__Objective__
Begin at the line that has "UI element localization: list" and stop after the one that has "pano-xray-image xyxy=(337,243,591,421)". Give only those lines, switching every "leader-line" to "connector" and changing nothing else.

__Input material__

══════════════════════════════

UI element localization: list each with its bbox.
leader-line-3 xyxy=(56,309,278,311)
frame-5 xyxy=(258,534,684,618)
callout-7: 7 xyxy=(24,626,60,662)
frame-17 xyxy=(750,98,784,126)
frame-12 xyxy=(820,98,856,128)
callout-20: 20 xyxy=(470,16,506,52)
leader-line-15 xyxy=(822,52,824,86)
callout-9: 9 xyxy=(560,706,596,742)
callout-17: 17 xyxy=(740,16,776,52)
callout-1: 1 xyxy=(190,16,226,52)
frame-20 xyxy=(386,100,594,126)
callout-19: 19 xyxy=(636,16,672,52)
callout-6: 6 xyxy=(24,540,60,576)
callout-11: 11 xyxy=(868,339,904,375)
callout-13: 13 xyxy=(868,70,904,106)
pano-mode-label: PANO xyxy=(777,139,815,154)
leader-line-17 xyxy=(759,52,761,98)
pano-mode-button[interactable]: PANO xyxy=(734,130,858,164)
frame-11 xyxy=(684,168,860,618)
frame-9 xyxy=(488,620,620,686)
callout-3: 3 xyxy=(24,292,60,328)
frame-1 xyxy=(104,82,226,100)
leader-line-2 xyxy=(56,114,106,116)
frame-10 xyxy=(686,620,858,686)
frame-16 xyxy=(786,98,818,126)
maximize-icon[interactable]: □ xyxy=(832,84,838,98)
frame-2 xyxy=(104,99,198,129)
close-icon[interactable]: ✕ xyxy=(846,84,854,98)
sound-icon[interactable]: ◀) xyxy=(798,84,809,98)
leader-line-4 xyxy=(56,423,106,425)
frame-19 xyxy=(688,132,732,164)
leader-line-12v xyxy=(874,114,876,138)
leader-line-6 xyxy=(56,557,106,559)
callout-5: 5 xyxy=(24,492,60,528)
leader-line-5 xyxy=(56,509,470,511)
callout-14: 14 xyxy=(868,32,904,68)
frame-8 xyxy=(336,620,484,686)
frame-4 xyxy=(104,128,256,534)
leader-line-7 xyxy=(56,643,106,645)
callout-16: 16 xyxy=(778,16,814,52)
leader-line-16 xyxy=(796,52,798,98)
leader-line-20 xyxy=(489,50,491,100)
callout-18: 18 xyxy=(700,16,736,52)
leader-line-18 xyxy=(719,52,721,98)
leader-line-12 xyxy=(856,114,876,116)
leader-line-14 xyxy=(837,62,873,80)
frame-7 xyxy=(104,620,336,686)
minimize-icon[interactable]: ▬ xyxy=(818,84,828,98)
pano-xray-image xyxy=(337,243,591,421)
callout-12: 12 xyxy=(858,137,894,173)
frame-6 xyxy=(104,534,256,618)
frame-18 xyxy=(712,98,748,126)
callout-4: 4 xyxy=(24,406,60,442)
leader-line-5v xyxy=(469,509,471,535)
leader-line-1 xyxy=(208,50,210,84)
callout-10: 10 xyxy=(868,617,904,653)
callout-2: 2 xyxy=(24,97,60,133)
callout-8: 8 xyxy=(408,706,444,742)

══════════════════════════════

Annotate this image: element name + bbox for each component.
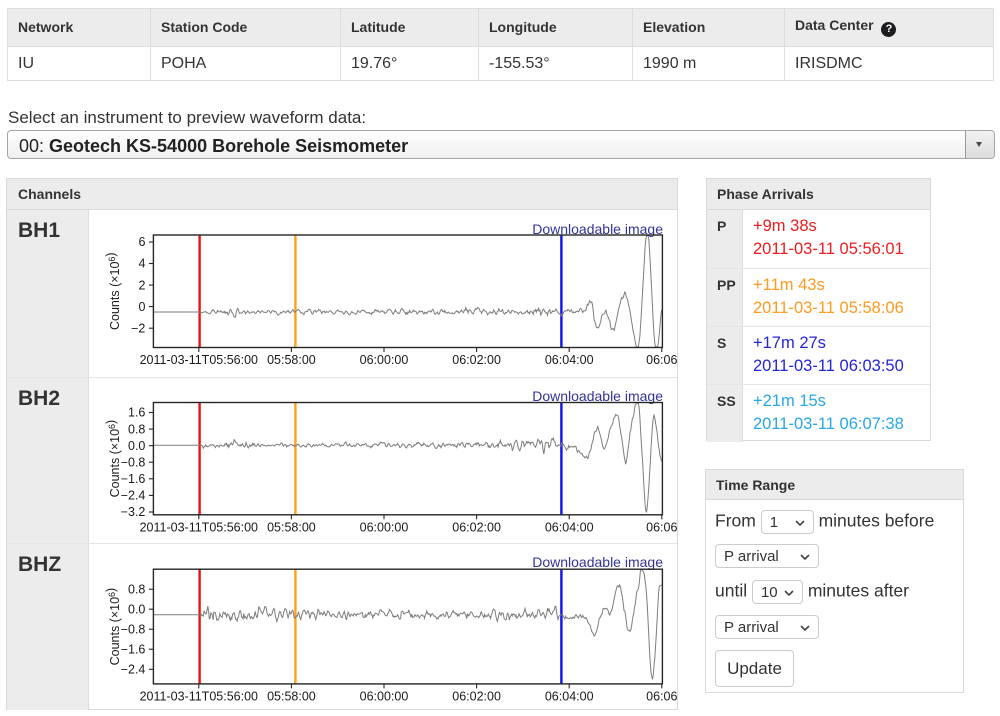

══════════════════════════════

__Output for this task__
UI element localization: list each with its bbox.
connector-3 xyxy=(56,309,278,311)
frame-5 xyxy=(258,534,684,618)
callout-7: 7 xyxy=(24,626,60,662)
frame-17 xyxy=(750,98,784,126)
frame-12 xyxy=(820,98,856,128)
callout-20: 20 xyxy=(470,16,506,52)
connector-15 xyxy=(822,52,824,86)
callout-9: 9 xyxy=(560,706,596,742)
callout-17: 17 xyxy=(740,16,776,52)
callout-1: 1 xyxy=(190,16,226,52)
frame-20 xyxy=(386,100,594,126)
callout-19: 19 xyxy=(636,16,672,52)
callout-6: 6 xyxy=(24,540,60,576)
callout-11: 11 xyxy=(868,339,904,375)
callout-13: 13 xyxy=(868,70,904,106)
pano-mode-label: PANO xyxy=(777,139,815,154)
connector-17 xyxy=(759,52,761,98)
pano-mode-button[interactable]: PANO xyxy=(734,130,858,164)
frame-11 xyxy=(684,168,860,618)
frame-9 xyxy=(488,620,620,686)
callout-3: 3 xyxy=(24,292,60,328)
frame-1 xyxy=(104,82,226,100)
connector-2 xyxy=(56,114,106,116)
frame-10 xyxy=(686,620,858,686)
frame-16 xyxy=(786,98,818,126)
maximize-icon[interactable]: □ xyxy=(832,84,838,98)
frame-2 xyxy=(104,99,198,129)
close-icon[interactable]: ✕ xyxy=(846,84,854,98)
sound-icon[interactable]: ◀) xyxy=(798,84,809,98)
connector-4 xyxy=(56,423,106,425)
frame-19 xyxy=(688,132,732,164)
connector-12v xyxy=(874,114,876,138)
connector-6 xyxy=(56,557,106,559)
callout-5: 5 xyxy=(24,492,60,528)
connector-5 xyxy=(56,509,470,511)
callout-14: 14 xyxy=(868,32,904,68)
frame-8 xyxy=(336,620,484,686)
frame-4 xyxy=(104,128,256,534)
connector-7 xyxy=(56,643,106,645)
callout-16: 16 xyxy=(778,16,814,52)
connector-16 xyxy=(796,52,798,98)
connector-20 xyxy=(489,50,491,100)
callout-18: 18 xyxy=(700,16,736,52)
connector-18 xyxy=(719,52,721,98)
connector-12 xyxy=(856,114,876,116)
connector-14 xyxy=(837,62,873,80)
frame-7 xyxy=(104,620,336,686)
minimize-icon[interactable]: ▬ xyxy=(818,84,828,98)
pano-xray-image xyxy=(337,243,591,421)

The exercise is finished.